#### [Exercise prompt]
Check each line of the material below for "true", then copy the ones that contain it.

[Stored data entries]

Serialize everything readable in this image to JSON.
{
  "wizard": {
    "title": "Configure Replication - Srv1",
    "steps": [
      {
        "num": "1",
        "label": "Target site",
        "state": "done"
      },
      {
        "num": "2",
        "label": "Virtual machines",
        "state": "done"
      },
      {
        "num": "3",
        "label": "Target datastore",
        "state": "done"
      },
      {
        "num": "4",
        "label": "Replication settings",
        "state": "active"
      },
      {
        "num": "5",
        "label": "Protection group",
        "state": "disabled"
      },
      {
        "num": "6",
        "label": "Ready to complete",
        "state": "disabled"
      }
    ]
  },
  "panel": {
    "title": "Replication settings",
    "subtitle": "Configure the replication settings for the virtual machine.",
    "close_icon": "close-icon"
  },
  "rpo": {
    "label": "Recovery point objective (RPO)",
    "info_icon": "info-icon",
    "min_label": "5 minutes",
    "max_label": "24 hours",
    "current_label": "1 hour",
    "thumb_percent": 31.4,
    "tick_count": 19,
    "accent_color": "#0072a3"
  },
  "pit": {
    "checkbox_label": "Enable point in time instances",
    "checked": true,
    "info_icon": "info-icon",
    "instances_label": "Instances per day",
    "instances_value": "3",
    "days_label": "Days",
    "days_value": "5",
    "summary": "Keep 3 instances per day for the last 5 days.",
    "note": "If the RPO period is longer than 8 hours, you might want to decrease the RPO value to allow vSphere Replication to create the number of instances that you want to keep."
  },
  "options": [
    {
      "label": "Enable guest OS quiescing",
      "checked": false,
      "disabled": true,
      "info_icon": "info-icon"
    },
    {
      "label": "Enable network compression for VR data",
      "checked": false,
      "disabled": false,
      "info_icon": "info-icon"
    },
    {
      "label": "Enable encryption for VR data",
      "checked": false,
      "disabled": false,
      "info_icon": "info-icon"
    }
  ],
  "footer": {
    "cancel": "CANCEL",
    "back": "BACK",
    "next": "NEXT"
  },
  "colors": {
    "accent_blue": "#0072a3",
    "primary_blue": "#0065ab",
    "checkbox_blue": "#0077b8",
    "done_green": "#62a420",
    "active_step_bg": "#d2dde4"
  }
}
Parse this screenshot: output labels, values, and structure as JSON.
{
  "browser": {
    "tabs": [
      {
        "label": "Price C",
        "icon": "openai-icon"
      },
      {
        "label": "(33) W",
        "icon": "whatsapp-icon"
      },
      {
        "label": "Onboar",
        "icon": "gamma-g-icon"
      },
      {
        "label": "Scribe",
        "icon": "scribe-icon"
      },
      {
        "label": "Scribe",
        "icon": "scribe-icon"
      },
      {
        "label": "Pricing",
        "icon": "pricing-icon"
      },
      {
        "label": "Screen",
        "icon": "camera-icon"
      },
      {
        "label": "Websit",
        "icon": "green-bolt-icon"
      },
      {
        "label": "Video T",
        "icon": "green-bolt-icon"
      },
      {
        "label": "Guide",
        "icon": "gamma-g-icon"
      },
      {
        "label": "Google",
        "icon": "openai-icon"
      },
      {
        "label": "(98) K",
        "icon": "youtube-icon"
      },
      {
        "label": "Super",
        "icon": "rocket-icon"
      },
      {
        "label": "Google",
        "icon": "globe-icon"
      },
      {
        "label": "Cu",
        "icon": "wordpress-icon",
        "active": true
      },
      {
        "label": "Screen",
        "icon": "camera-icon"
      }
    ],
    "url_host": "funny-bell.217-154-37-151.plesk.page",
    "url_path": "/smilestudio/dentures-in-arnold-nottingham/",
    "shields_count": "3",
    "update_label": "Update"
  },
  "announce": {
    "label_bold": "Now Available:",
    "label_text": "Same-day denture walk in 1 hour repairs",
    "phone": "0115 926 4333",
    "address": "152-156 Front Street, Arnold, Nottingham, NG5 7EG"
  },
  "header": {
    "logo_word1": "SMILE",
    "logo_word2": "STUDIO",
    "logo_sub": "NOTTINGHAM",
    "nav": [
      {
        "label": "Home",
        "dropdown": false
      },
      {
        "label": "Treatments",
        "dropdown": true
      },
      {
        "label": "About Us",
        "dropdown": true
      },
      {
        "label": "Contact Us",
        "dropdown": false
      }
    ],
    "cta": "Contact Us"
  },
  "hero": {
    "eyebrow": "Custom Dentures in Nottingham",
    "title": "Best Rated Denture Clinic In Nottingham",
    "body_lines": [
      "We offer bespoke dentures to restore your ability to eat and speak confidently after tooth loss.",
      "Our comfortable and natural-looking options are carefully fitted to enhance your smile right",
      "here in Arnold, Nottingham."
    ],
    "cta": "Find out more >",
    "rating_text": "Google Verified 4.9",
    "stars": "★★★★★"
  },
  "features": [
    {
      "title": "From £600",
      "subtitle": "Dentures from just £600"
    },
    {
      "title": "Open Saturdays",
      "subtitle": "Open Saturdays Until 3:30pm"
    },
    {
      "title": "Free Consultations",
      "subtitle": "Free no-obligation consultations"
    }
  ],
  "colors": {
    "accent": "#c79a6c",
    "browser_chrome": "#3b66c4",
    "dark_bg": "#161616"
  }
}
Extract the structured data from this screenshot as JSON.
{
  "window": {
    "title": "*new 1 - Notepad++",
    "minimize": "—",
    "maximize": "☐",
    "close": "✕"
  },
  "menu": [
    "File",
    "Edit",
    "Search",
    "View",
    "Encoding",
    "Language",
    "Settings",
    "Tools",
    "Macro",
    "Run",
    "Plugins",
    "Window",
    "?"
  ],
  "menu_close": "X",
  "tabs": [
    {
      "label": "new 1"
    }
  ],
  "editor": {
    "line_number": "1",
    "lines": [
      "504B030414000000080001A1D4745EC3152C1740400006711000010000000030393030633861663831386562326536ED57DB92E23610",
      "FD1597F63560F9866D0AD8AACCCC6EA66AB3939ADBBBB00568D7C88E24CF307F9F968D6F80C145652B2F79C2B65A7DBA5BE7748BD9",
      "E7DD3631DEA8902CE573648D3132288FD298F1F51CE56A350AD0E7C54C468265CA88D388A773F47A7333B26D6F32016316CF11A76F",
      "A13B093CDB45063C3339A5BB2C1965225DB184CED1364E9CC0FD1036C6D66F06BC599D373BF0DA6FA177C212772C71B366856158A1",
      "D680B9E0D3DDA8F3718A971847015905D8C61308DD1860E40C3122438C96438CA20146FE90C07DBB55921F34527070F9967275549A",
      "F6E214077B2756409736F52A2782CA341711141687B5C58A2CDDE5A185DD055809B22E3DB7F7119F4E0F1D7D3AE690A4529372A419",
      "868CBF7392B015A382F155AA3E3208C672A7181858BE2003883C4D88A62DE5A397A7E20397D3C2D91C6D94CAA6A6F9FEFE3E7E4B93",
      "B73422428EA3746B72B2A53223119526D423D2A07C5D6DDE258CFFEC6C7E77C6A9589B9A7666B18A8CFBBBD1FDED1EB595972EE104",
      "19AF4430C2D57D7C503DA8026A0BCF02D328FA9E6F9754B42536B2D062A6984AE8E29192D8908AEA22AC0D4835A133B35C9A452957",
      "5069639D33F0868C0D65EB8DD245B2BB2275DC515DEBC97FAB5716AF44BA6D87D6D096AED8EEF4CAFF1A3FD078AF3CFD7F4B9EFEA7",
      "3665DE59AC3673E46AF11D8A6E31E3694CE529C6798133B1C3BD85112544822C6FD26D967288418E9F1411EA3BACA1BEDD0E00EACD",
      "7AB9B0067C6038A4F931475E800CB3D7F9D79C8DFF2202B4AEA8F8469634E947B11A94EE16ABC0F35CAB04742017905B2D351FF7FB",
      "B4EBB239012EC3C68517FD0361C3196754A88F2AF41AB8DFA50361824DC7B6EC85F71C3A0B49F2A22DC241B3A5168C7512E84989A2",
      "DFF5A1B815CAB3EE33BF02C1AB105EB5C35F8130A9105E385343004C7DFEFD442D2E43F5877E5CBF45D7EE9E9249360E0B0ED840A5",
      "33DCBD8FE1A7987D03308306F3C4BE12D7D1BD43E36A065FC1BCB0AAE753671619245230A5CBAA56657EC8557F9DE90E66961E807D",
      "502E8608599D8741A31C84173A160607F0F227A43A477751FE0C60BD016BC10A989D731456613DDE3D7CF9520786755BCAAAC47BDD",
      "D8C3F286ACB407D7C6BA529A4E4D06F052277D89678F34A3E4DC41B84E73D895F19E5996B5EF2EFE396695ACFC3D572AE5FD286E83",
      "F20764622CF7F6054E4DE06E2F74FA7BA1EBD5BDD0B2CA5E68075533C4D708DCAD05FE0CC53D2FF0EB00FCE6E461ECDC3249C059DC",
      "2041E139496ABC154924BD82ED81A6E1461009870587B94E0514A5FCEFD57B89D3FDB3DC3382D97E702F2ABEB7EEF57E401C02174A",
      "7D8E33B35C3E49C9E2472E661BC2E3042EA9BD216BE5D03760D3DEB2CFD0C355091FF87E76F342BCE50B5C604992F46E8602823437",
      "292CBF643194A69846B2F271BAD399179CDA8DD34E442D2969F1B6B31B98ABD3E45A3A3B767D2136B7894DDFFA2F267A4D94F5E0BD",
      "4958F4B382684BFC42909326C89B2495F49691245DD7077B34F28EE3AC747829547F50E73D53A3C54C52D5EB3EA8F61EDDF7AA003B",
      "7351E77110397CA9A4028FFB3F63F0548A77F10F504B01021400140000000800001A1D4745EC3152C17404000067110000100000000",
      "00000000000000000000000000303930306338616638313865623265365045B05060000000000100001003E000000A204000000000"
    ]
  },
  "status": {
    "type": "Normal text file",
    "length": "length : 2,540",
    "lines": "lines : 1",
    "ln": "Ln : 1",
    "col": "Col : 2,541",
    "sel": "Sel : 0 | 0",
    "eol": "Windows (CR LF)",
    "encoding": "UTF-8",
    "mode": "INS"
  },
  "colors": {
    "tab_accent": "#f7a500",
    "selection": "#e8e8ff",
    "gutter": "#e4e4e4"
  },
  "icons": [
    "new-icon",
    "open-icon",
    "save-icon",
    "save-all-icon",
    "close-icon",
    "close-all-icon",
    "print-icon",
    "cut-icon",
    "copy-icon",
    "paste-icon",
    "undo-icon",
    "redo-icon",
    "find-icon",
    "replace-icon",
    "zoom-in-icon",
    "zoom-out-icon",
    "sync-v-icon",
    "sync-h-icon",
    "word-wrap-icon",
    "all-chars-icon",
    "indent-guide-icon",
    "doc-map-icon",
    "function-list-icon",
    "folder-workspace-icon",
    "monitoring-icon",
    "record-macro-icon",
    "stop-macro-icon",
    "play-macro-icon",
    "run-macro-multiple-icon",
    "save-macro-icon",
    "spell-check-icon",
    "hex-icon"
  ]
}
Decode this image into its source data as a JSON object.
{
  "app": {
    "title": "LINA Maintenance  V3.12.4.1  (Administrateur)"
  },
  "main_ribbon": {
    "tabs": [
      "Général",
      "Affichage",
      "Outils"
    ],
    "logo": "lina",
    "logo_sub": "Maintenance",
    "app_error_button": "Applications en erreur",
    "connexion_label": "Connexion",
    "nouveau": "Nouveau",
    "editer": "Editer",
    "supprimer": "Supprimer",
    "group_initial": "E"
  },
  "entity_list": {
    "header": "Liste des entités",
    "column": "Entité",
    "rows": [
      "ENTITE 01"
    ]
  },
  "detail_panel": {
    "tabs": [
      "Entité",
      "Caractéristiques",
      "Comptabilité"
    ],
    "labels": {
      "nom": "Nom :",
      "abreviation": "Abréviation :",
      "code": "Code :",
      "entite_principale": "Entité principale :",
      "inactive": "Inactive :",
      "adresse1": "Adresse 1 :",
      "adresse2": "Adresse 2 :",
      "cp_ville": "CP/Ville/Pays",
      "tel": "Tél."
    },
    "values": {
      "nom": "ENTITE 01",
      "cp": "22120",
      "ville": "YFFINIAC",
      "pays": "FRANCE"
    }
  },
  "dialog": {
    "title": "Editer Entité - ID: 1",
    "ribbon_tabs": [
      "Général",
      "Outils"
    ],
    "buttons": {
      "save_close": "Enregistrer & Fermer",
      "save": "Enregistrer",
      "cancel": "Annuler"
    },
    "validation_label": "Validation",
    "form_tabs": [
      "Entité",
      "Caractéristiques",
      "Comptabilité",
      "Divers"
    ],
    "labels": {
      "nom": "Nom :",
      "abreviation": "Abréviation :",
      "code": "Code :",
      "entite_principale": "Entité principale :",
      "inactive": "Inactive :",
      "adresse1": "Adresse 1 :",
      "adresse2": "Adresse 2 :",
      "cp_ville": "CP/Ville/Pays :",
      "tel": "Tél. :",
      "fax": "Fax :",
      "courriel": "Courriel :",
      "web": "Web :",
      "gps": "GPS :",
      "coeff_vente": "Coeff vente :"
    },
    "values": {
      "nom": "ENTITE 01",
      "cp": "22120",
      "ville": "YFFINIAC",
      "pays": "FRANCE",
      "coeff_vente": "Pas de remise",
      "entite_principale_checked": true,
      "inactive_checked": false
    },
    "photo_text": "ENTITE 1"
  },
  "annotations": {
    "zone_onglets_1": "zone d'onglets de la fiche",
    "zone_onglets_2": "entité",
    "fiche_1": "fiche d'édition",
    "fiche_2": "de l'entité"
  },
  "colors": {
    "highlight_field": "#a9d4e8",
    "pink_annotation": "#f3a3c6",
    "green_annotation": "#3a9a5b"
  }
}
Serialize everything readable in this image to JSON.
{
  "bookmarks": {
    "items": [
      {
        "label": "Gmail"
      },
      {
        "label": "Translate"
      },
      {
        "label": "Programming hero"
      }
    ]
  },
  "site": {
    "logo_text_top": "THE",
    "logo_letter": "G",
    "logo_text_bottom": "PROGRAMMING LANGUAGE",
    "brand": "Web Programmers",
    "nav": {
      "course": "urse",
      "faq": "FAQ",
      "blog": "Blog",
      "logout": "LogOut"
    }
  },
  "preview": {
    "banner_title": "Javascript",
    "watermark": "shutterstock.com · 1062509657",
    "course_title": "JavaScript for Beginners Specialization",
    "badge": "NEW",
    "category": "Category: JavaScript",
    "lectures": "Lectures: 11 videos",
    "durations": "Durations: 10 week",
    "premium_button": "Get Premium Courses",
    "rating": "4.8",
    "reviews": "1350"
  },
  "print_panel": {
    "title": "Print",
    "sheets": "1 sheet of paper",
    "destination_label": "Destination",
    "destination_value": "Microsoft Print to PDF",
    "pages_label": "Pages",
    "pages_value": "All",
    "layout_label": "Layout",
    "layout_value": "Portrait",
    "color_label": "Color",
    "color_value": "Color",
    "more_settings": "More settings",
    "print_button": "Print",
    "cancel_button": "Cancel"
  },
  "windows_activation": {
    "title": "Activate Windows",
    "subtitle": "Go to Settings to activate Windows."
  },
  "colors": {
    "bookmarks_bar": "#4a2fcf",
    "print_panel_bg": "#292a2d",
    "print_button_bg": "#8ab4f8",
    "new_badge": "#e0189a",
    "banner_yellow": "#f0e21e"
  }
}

#### [Task answer]
    "checked": true,
      "disabled": true,
        "active": true
        "dropdown": true
        "dropdown": true
      "entite_principale_checked": true,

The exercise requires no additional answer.